● Exercise requirements:
Count every line that includes the string "grid" in the entries that follow. Nothing besides the number is needed.

____ Material for this exercise

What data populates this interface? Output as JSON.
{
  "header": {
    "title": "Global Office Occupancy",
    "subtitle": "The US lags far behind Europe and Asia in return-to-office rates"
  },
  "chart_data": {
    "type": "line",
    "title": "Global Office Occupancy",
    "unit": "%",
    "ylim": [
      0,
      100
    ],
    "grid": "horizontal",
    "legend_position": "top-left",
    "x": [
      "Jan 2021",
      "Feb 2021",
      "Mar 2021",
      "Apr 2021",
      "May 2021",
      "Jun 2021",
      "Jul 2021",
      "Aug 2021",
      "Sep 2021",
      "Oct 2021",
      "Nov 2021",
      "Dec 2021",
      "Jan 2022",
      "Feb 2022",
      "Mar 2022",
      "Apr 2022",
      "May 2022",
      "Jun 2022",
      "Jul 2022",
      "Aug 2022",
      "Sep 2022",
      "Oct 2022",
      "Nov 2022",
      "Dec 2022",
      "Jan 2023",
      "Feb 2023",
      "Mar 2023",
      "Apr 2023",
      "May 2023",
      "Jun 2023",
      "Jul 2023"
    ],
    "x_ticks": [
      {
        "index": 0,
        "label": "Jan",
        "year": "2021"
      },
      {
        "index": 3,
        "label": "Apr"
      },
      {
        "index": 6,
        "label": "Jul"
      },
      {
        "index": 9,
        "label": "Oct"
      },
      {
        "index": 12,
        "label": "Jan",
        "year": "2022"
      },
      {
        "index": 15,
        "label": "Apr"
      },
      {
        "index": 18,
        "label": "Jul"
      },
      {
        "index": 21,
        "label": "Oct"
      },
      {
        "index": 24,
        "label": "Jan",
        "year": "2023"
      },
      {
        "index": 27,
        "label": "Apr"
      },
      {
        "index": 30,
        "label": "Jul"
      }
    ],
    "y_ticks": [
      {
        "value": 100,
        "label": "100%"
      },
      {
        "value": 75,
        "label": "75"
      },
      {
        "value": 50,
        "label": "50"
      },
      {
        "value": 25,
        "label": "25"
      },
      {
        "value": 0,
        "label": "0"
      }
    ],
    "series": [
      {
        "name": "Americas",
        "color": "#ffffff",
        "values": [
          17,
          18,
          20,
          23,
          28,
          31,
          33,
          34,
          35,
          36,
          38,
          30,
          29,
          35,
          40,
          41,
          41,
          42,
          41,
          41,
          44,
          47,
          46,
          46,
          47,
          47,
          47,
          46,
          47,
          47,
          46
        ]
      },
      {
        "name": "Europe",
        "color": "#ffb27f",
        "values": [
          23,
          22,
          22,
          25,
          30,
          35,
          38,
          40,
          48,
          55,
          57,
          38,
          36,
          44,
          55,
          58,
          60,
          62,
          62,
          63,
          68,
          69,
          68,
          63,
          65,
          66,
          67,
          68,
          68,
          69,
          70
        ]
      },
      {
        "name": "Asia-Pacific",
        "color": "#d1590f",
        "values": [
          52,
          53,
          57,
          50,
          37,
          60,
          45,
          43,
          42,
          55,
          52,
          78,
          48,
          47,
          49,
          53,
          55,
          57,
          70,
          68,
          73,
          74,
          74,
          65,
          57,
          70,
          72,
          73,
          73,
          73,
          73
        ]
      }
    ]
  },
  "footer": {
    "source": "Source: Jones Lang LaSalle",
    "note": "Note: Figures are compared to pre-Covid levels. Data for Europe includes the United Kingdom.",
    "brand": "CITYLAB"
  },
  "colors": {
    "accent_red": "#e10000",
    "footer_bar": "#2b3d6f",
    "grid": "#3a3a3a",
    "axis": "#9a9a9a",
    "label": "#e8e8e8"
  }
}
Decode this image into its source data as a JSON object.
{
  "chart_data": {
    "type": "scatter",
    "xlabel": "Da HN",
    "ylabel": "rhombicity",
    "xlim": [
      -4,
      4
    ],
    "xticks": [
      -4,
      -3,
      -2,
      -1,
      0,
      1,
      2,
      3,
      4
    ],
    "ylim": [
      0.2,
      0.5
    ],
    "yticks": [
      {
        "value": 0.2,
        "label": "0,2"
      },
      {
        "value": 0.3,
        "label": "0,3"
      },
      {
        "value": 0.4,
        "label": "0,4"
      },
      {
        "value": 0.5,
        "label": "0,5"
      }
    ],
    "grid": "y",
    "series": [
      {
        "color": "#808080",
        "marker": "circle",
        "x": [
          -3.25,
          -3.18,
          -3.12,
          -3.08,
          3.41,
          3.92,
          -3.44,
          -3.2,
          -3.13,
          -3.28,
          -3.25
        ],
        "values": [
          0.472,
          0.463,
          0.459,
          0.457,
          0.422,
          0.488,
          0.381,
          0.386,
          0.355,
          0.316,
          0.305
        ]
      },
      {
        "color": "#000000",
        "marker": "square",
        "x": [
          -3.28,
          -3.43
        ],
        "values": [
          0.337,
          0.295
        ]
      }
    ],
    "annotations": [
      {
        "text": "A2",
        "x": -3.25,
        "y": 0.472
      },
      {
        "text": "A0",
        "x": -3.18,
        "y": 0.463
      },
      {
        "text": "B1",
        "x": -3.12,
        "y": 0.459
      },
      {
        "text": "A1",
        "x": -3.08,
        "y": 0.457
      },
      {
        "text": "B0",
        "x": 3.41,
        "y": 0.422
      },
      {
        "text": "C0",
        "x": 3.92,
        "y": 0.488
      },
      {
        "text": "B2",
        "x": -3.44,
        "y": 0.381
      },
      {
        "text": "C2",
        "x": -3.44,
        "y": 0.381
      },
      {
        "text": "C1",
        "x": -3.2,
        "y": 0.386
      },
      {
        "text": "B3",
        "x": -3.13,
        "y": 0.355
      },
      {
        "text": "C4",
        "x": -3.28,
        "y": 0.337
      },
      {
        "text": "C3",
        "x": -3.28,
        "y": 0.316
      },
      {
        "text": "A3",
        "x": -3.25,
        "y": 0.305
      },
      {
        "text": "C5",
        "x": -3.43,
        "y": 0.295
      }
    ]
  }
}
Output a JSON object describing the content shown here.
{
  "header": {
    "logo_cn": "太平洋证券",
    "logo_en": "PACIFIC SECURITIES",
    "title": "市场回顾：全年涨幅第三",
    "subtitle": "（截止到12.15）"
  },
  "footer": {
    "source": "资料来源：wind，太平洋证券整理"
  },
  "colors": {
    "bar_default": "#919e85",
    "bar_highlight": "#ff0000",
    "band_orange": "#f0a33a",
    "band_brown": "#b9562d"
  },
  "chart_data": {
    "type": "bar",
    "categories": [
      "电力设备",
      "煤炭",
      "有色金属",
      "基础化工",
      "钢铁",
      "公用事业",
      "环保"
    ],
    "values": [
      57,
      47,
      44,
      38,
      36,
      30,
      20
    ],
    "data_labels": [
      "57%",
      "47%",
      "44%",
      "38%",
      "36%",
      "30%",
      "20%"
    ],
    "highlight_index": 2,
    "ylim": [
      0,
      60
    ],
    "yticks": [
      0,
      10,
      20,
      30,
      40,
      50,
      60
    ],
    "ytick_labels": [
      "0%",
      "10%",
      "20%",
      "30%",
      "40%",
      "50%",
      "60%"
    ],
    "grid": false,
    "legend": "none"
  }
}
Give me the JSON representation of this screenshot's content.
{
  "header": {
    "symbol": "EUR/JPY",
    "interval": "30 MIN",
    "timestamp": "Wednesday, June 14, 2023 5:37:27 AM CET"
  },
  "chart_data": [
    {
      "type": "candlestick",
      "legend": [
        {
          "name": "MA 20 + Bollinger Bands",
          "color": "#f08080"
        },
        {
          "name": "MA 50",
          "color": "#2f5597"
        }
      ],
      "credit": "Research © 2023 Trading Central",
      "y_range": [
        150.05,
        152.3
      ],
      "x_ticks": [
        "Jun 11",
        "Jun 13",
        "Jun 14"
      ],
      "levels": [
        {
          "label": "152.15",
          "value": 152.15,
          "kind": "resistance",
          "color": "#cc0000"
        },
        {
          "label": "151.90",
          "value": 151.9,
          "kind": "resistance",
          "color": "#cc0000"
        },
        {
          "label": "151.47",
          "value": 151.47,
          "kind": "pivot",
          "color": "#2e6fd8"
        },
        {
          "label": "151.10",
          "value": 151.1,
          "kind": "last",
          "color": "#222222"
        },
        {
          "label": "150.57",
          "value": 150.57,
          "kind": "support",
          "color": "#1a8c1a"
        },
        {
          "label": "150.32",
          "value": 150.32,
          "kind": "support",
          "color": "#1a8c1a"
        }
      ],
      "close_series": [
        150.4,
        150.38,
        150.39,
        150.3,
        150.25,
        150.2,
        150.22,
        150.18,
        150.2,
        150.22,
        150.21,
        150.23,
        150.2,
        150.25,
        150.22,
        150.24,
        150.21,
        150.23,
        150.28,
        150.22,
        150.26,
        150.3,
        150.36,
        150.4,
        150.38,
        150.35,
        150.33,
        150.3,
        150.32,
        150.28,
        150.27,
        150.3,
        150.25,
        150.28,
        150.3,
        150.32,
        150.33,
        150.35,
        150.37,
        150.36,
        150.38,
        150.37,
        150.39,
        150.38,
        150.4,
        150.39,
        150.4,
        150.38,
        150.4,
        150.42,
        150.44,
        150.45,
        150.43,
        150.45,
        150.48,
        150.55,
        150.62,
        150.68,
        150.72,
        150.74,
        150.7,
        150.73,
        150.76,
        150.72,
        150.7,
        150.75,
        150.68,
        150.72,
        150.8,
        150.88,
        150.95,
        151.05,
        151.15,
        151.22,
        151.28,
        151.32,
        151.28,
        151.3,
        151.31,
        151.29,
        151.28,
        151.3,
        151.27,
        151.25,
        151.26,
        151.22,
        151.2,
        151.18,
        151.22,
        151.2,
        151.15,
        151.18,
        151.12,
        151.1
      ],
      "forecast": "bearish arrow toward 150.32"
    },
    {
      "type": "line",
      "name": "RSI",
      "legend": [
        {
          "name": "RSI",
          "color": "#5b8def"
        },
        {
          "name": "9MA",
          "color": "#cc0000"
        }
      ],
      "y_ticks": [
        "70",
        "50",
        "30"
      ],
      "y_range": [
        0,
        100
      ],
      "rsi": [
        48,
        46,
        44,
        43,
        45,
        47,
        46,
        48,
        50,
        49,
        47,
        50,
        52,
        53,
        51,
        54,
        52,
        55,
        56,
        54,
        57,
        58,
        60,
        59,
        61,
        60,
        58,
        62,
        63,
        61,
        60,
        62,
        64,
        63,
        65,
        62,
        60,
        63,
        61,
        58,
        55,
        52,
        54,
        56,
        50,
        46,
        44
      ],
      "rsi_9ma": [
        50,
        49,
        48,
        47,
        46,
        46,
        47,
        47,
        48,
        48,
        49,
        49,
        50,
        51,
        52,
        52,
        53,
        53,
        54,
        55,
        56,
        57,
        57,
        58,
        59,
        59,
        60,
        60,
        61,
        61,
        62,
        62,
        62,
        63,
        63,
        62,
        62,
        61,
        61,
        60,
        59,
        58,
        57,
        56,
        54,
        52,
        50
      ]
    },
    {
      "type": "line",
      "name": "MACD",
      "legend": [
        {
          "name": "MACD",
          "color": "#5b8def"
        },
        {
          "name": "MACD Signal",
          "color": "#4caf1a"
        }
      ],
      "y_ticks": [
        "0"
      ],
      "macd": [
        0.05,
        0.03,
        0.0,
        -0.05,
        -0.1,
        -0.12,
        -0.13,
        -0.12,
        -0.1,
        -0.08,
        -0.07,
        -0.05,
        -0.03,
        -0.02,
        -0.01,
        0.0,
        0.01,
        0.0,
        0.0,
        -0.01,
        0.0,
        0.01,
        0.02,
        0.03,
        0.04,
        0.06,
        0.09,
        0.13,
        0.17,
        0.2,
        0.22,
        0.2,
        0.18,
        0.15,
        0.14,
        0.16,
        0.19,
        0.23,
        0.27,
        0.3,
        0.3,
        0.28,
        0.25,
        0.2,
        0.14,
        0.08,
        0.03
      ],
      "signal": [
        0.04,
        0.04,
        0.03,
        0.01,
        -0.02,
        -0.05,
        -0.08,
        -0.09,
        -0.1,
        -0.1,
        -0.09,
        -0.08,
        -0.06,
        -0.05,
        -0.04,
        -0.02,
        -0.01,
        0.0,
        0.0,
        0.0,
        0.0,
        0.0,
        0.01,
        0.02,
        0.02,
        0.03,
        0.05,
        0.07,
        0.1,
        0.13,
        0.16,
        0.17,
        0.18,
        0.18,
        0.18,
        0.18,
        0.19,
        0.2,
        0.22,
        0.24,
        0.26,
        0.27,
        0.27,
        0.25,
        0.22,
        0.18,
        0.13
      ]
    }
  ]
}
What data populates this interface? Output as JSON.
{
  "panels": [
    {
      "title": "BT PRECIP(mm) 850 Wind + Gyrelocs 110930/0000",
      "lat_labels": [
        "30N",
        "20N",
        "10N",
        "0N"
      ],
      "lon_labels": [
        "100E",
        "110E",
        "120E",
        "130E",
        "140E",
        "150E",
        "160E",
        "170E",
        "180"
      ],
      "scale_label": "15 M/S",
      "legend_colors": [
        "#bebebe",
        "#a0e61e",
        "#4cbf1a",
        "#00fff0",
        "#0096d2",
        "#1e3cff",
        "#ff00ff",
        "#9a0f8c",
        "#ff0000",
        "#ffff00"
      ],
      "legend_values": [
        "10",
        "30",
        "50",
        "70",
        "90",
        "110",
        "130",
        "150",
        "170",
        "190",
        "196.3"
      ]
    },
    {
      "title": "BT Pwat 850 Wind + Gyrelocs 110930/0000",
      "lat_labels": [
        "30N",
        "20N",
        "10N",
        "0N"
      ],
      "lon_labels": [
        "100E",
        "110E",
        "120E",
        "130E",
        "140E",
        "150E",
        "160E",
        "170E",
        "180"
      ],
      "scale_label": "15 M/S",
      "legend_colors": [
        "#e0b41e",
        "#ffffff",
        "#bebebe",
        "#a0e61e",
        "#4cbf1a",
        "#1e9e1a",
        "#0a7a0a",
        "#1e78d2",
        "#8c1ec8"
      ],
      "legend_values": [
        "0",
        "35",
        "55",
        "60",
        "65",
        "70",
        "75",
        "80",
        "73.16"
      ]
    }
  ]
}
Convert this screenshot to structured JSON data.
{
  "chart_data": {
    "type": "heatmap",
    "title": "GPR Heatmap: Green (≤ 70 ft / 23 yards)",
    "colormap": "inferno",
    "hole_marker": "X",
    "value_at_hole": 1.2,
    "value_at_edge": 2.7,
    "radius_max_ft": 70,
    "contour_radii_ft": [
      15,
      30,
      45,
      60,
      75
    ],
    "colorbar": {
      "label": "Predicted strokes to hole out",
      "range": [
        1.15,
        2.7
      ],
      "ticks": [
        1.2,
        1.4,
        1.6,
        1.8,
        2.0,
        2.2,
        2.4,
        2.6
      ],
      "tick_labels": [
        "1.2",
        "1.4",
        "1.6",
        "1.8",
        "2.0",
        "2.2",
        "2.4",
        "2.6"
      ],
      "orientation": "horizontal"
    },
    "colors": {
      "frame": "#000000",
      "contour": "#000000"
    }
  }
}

________

● The result:
4